[Figure record listings]
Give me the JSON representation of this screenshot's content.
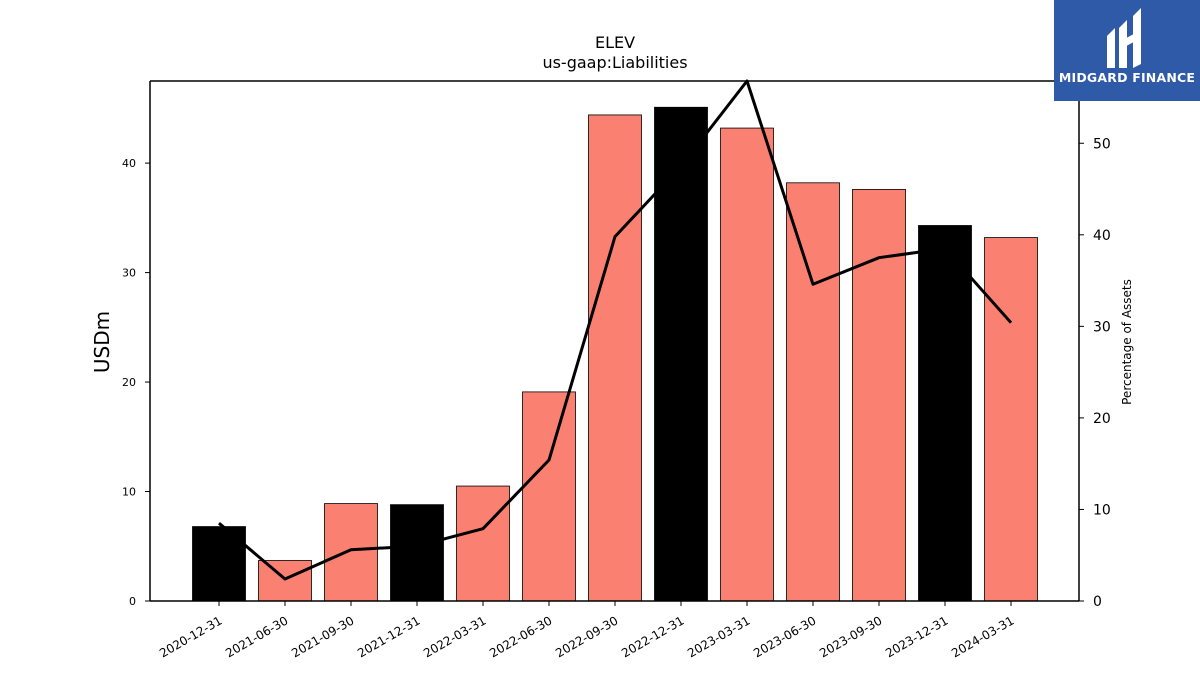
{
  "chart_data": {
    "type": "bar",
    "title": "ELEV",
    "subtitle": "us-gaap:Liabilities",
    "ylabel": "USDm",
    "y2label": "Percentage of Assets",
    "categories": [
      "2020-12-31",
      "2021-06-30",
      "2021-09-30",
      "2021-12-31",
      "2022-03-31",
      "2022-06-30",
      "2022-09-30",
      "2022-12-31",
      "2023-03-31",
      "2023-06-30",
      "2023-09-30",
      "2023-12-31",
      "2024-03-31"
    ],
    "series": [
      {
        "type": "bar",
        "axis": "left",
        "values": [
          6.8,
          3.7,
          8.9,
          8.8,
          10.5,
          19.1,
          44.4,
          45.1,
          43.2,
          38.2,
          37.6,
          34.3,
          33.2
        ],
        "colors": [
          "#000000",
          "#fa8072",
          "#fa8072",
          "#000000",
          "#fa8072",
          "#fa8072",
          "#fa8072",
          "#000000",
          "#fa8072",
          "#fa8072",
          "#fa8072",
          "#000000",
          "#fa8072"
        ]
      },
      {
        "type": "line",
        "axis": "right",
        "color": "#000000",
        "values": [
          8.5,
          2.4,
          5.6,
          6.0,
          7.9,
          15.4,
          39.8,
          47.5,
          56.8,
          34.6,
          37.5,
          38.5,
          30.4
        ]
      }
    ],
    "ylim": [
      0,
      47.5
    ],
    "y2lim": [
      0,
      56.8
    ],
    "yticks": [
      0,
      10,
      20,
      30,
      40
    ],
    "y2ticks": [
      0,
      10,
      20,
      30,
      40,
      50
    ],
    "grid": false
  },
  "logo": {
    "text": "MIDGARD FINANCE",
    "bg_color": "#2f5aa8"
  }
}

--- DESCRIPTION OF THE TASK ---
All of the lines above should be retyped precisely, apart from the pictures.

--- SOLUTION TO THE EXERCISE ---
Give me the JSON representation of this screenshot's content.
{
  "chart_data": {
    "type": "bar",
    "title": "ELEV",
    "subtitle": "us-gaap:Liabilities",
    "ylabel": "USDm",
    "y2label": "Percentage of Assets",
    "categories": [
      "2020-12-31",
      "2021-06-30",
      "2021-09-30",
      "2021-12-31",
      "2022-03-31",
      "2022-06-30",
      "2022-09-30",
      "2022-12-31",
      "2023-03-31",
      "2023-06-30",
      "2023-09-30",
      "2023-12-31",
      "2024-03-31"
    ],
    "series": [
      {
        "type": "bar",
        "axis": "left",
        "values": [
          6.8,
          3.7,
          8.9,
          8.8,
          10.5,
          19.1,
          44.4,
          45.1,
          43.2,
          38.2,
          37.6,
          34.3,
          33.2
        ],
        "colors": [
          "#000000",
          "#fa8072",
          "#fa8072",
          "#000000",
          "#fa8072",
          "#fa8072",
          "#fa8072",
          "#000000",
          "#fa8072",
          "#fa8072",
          "#fa8072",
          "#000000",
          "#fa8072"
        ]
      },
      {
        "type": "line",
        "axis": "right",
        "color": "#000000",
        "values": [
          8.5,
          2.4,
          5.6,
          6.0,
          7.9,
          15.4,
          39.8,
          47.5,
          56.8,
          34.6,
          37.5,
          38.5,
          30.4
        ]
      }
    ],
    "ylim": [
      0,
      47.5
    ],
    "y2lim": [
      0,
      56.8
    ],
    "yticks": [
      0,
      10,
      20,
      30,
      40
    ],
    "y2ticks": [
      0,
      10,
      20,
      30,
      40,
      50
    ],
    "grid": false
  },
  "logo": {
    "text": "MIDGARD FINANCE",
    "bg_color": "#2f5aa8"
  }
}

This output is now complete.